Source data:
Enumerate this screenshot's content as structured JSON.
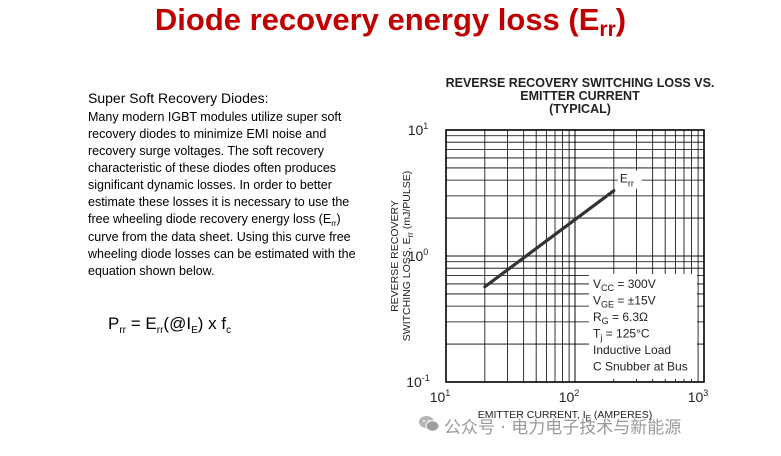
{
  "slide": {
    "title_main": "Diode recovery energy loss (E",
    "title_sub": "rr",
    "title_end": ")"
  },
  "body": {
    "heading": "Super Soft Recovery Diodes:",
    "para_1": "Many modern IGBT modules utilize super soft recovery diodes to minimize EMI noise and recovery surge voltages. The soft recovery characteristic of these diodes often produces significant dynamic losses. In order to better estimate these losses it is necessary to use the free wheeling diode recovery energy loss (E",
    "para_sub": "rr",
    "para_2": ") curve from the data sheet.  Using this curve free wheeling diode losses can be estimated with the equation shown below."
  },
  "formula": {
    "p": "P",
    "p_sub": "rr",
    "eq": " = E",
    "e_sub": "rr",
    "at": "(@I",
    "i_sub": "E",
    "times": ") x f",
    "f_sub": "c"
  },
  "chart_data": {
    "type": "line",
    "title_lines": [
      "REVERSE RECOVERY SWITCHING LOSS VS.",
      "EMITTER CURRENT",
      "(TYPICAL)"
    ],
    "xlabel": "EMITTER CURRENT, I",
    "xlabel_sub": "E",
    "xlabel_unit": " (AMPERES)",
    "ylabel_line1": "REVERSE RECOVERY",
    "ylabel_line2": "SWITCHING LOSS, E",
    "ylabel_sub": "rr",
    "ylabel_unit": " (mJ/PULSE)",
    "x_scale": "log",
    "y_scale": "log",
    "xlim": [
      10,
      1000
    ],
    "ylim": [
      0.1,
      10
    ],
    "x_ticks": [
      {
        "value": 10,
        "base": "10",
        "exp": "1"
      },
      {
        "value": 100,
        "base": "10",
        "exp": "2"
      },
      {
        "value": 1000,
        "base": "10",
        "exp": "3"
      }
    ],
    "y_ticks": [
      {
        "value": 0.1,
        "base": "10",
        "exp": "-1"
      },
      {
        "value": 1,
        "base": "10",
        "exp": "0"
      },
      {
        "value": 10,
        "base": "10",
        "exp": "1"
      }
    ],
    "grid": true,
    "series": [
      {
        "name": "E",
        "name_sub": "rr",
        "x": [
          20,
          200
        ],
        "y": [
          0.57,
          3.3
        ]
      }
    ],
    "conditions": [
      {
        "base": "V",
        "sub": "CC",
        "rest": " = 300V"
      },
      {
        "base": "V",
        "sub": "GE",
        "rest": " = ±15V"
      },
      {
        "base": "R",
        "sub": "G",
        "rest": " = 6.3Ω"
      },
      {
        "base": "T",
        "sub": "j",
        "rest": " = 125°C"
      },
      {
        "base": "Inductive Load",
        "sub": "",
        "rest": ""
      },
      {
        "base": "C Snubber at Bus",
        "sub": "",
        "rest": ""
      }
    ]
  },
  "watermark": {
    "text": "公众号 · 电力电子技术与新能源",
    "icon": "wechat-icon"
  }
}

GIVEN PROBLEM:
Transcribe the whole listing, character for character, but not its images.

TASK SOLUTION:
Enumerate this screenshot's content as structured JSON.
{
  "slide": {
    "title_main": "Diode recovery energy loss (E",
    "title_sub": "rr",
    "title_end": ")"
  },
  "body": {
    "heading": "Super Soft Recovery Diodes:",
    "para_1": "Many modern IGBT modules utilize super soft recovery diodes to minimize EMI noise and recovery surge voltages. The soft recovery characteristic of these diodes often produces significant dynamic losses. In order to better estimate these losses it is necessary to use the free wheeling diode recovery energy loss (E",
    "para_sub": "rr",
    "para_2": ") curve from the data sheet.  Using this curve free wheeling diode losses can be estimated with the equation shown below."
  },
  "formula": {
    "p": "P",
    "p_sub": "rr",
    "eq": " = E",
    "e_sub": "rr",
    "at": "(@I",
    "i_sub": "E",
    "times": ") x f",
    "f_sub": "c"
  },
  "chart_data": {
    "type": "line",
    "title_lines": [
      "REVERSE RECOVERY SWITCHING LOSS VS.",
      "EMITTER CURRENT",
      "(TYPICAL)"
    ],
    "xlabel": "EMITTER CURRENT, I",
    "xlabel_sub": "E",
    "xlabel_unit": " (AMPERES)",
    "ylabel_line1": "REVERSE RECOVERY",
    "ylabel_line2": "SWITCHING LOSS, E",
    "ylabel_sub": "rr",
    "ylabel_unit": " (mJ/PULSE)",
    "x_scale": "log",
    "y_scale": "log",
    "xlim": [
      10,
      1000
    ],
    "ylim": [
      0.1,
      10
    ],
    "x_ticks": [
      {
        "value": 10,
        "base": "10",
        "exp": "1"
      },
      {
        "value": 100,
        "base": "10",
        "exp": "2"
      },
      {
        "value": 1000,
        "base": "10",
        "exp": "3"
      }
    ],
    "y_ticks": [
      {
        "value": 0.1,
        "base": "10",
        "exp": "-1"
      },
      {
        "value": 1,
        "base": "10",
        "exp": "0"
      },
      {
        "value": 10,
        "base": "10",
        "exp": "1"
      }
    ],
    "grid": true,
    "series": [
      {
        "name": "E",
        "name_sub": "rr",
        "x": [
          20,
          200
        ],
        "y": [
          0.57,
          3.3
        ]
      }
    ],
    "conditions": [
      {
        "base": "V",
        "sub": "CC",
        "rest": " = 300V"
      },
      {
        "base": "V",
        "sub": "GE",
        "rest": " = ±15V"
      },
      {
        "base": "R",
        "sub": "G",
        "rest": " = 6.3Ω"
      },
      {
        "base": "T",
        "sub": "j",
        "rest": " = 125°C"
      },
      {
        "base": "Inductive Load",
        "sub": "",
        "rest": ""
      },
      {
        "base": "C Snubber at Bus",
        "sub": "",
        "rest": ""
      }
    ]
  },
  "watermark": {
    "text": "公众号 · 电力电子技术与新能源",
    "icon": "wechat-icon"
  }
}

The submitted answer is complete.